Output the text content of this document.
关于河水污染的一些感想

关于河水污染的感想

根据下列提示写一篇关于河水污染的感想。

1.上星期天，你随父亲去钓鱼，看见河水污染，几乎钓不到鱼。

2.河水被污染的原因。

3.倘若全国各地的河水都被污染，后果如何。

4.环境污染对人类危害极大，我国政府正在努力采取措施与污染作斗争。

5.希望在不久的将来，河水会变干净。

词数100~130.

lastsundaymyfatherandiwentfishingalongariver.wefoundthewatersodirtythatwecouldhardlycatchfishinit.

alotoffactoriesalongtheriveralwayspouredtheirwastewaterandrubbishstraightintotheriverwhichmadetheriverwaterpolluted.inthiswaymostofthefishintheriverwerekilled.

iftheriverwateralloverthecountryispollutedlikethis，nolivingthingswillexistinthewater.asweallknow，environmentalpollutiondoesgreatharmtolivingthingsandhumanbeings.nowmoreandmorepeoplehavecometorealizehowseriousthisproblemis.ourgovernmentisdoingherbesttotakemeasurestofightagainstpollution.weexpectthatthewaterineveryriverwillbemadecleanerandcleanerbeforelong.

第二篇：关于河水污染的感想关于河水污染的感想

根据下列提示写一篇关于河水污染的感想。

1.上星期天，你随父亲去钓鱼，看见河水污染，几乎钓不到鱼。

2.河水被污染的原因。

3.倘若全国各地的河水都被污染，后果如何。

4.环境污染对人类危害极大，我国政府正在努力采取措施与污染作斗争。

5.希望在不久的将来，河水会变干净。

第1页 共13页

◇ ◇ ◇ ◇

▶ [INSTRUCTION]:
From the listing above, extract all records word for word.

▶ [FINAL ANSWER]:
Output the text content of this document.
关于河水污染的一些感想

关于河水污染的感想

根据下列提示写一篇关于河水污染的感想。

1.上星期天，你随父亲去钓鱼，看见河水污染，几乎钓不到鱼。

2.河水被污染的原因。

3.倘若全国各地的河水都被污染，后果如何。

4.环境污染对人类危害极大，我国政府正在努力采取措施与污染作斗争。

5.希望在不久的将来，河水会变干净。

词数100~130.

lastsundaymyfatherandiwentfishingalongariver.wefoundthewatersodirtythatwecouldhardlycatchfishinit.

alotoffactoriesalongtheriveralwayspouredtheirwastewaterandrubbishstraightintotheriverwhichmadetheriverwaterpolluted.inthiswaymostofthefishintheriverwerekilled.

iftheriverwateralloverthecountryispollutedlikethis，nolivingthingswillexistinthewater.asweallknow，environmentalpollutiondoesgreatharmtolivingthingsandhumanbeings.nowmoreandmorepeoplehavecometorealizehowseriousthisproblemis.ourgovernmentisdoingherbesttotakemeasurestofightagainstpollution.weexpectthatthewaterineveryriverwillbemadecleanerandcleanerbeforelong.

第二篇：关于河水污染的感想关于河水污染的感想

根据下列提示写一篇关于河水污染的感想。

1.上星期天，你随父亲去钓鱼，看见河水污染，几乎钓不到鱼。

2.河水被污染的原因。

3.倘若全国各地的河水都被污染，后果如何。

4.环境污染对人类危害极大，我国政府正在努力采取措施与污染作斗争。

5.希望在不久的将来，河水会变干净。

第1页 共13页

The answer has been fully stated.